#### Problem to solve
Reproduce the records. Keep every word exact and include no images.
.....
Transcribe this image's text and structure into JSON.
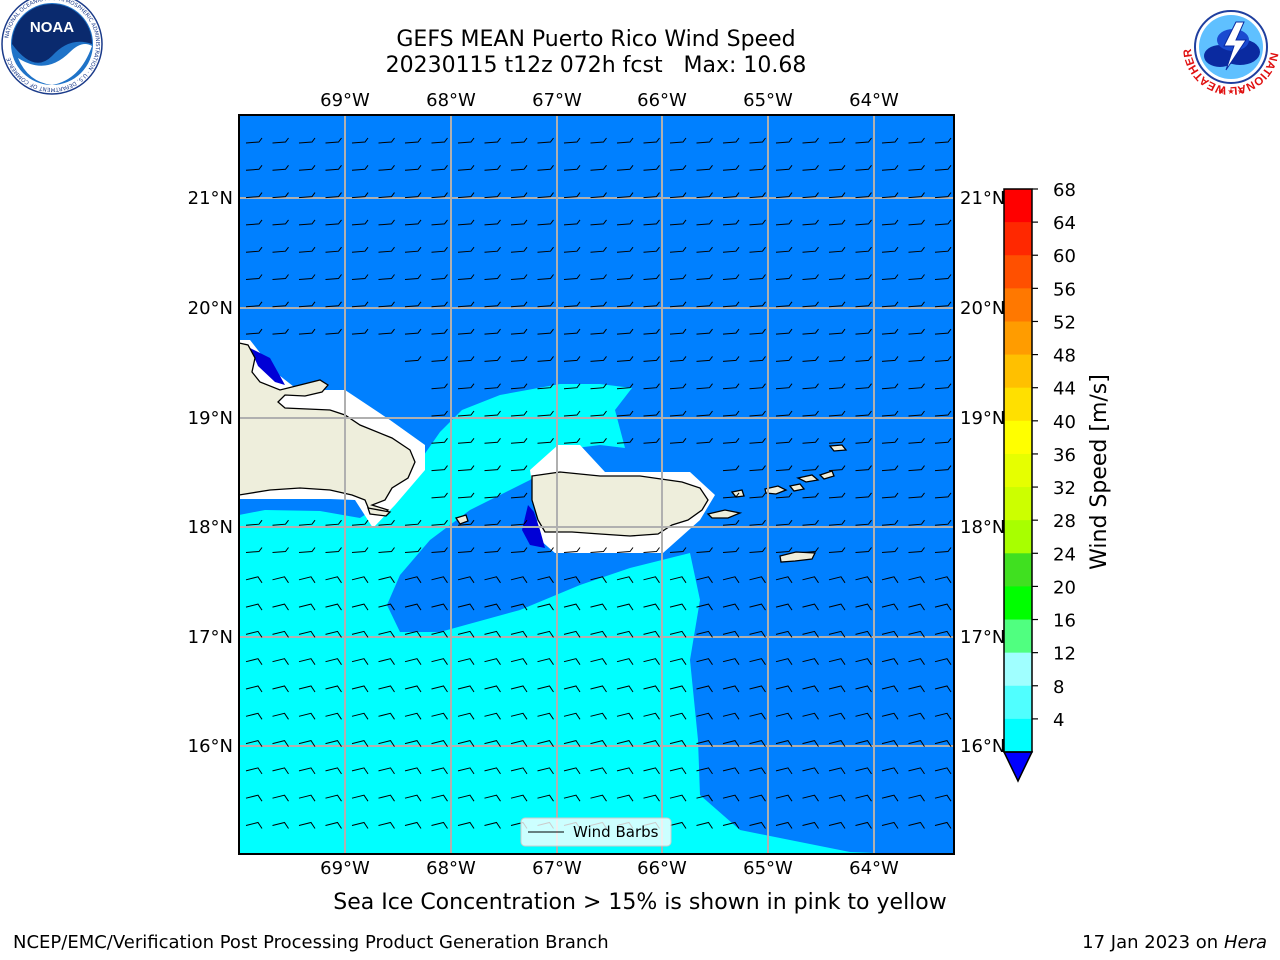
{
  "title": {
    "line1": "GEFS MEAN Puerto Rico Wind Speed",
    "line2": "20230115 t12z 072h fcst   Max: 10.68"
  },
  "subtitle": "Sea Ice Concentration > 15% is shown in pink to yellow",
  "footer": {
    "left": "NCEP/EMC/Verification Post Processing Product Generation Branch",
    "right_date": "17 Jan 2023 on ",
    "right_host": "Hera"
  },
  "logos": {
    "left": {
      "name": "noaa-logo",
      "text": "NOAA",
      "ring_text": "NATIONAL OCEANIC AND ATMOSPHERIC ADMINISTRATION · U.S. DEPARTMENT OF COMMERCE"
    },
    "right": {
      "name": "nws-logo",
      "ring_text": "NATIONAL WEATHER SERVICE"
    }
  },
  "map": {
    "lon_labels": [
      "69°W",
      "68°W",
      "67°W",
      "66°W",
      "65°W",
      "64°W"
    ],
    "lat_labels": [
      "21°N",
      "20°N",
      "19°N",
      "18°N",
      "17°N",
      "16°N"
    ],
    "legend_label": "Wind Barbs",
    "colors": {
      "water_low": "#0080ff",
      "water_mid": "#00ffff",
      "land": "#eeeedc",
      "coast": "#000000",
      "grid": "#b0b0b0",
      "dark_blue": "#0000d6"
    }
  },
  "colorbar": {
    "label": "Wind Speed [m/s]",
    "ticks": [
      "68",
      "64",
      "60",
      "56",
      "52",
      "48",
      "44",
      "40",
      "36",
      "32",
      "28",
      "24",
      "20",
      "16",
      "12",
      "8",
      "4"
    ],
    "colors": [
      "#ff0000",
      "#ff2800",
      "#ff5000",
      "#ff7800",
      "#ff9c00",
      "#ffc000",
      "#ffe000",
      "#ffff00",
      "#e6ff00",
      "#ccff00",
      "#a8ff00",
      "#40e020",
      "#00ff00",
      "#50ff80",
      "#a0ffff",
      "#50ffff",
      "#00ffff",
      "#0080ff"
    ],
    "under_color": "#0000ff"
  }
}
.....
#### Solution to this problem
Transcribe this image's text and structure into JSON.
{
  "title": {
    "line1": "GEFS MEAN Puerto Rico Wind Speed",
    "line2": "20230115 t12z 072h fcst   Max: 10.68"
  },
  "subtitle": "Sea Ice Concentration > 15% is shown in pink to yellow",
  "footer": {
    "left": "NCEP/EMC/Verification Post Processing Product Generation Branch",
    "right_date": "17 Jan 2023 on ",
    "right_host": "Hera"
  },
  "logos": {
    "left": {
      "name": "noaa-logo",
      "text": "NOAA",
      "ring_text": "NATIONAL OCEANIC AND ATMOSPHERIC ADMINISTRATION · U.S. DEPARTMENT OF COMMERCE"
    },
    "right": {
      "name": "nws-logo",
      "ring_text": "NATIONAL WEATHER SERVICE"
    }
  },
  "map": {
    "lon_labels": [
      "69°W",
      "68°W",
      "67°W",
      "66°W",
      "65°W",
      "64°W"
    ],
    "lat_labels": [
      "21°N",
      "20°N",
      "19°N",
      "18°N",
      "17°N",
      "16°N"
    ],
    "legend_label": "Wind Barbs",
    "colors": {
      "water_low": "#0080ff",
      "water_mid": "#00ffff",
      "land": "#eeeedc",
      "coast": "#000000",
      "grid": "#b0b0b0",
      "dark_blue": "#0000d6"
    }
  },
  "colorbar": {
    "label": "Wind Speed [m/s]",
    "ticks": [
      "68",
      "64",
      "60",
      "56",
      "52",
      "48",
      "44",
      "40",
      "36",
      "32",
      "28",
      "24",
      "20",
      "16",
      "12",
      "8",
      "4"
    ],
    "colors": [
      "#ff0000",
      "#ff2800",
      "#ff5000",
      "#ff7800",
      "#ff9c00",
      "#ffc000",
      "#ffe000",
      "#ffff00",
      "#e6ff00",
      "#ccff00",
      "#a8ff00",
      "#40e020",
      "#00ff00",
      "#50ff80",
      "#a0ffff",
      "#50ffff",
      "#00ffff",
      "#0080ff"
    ],
    "under_color": "#0000ff"
  }
}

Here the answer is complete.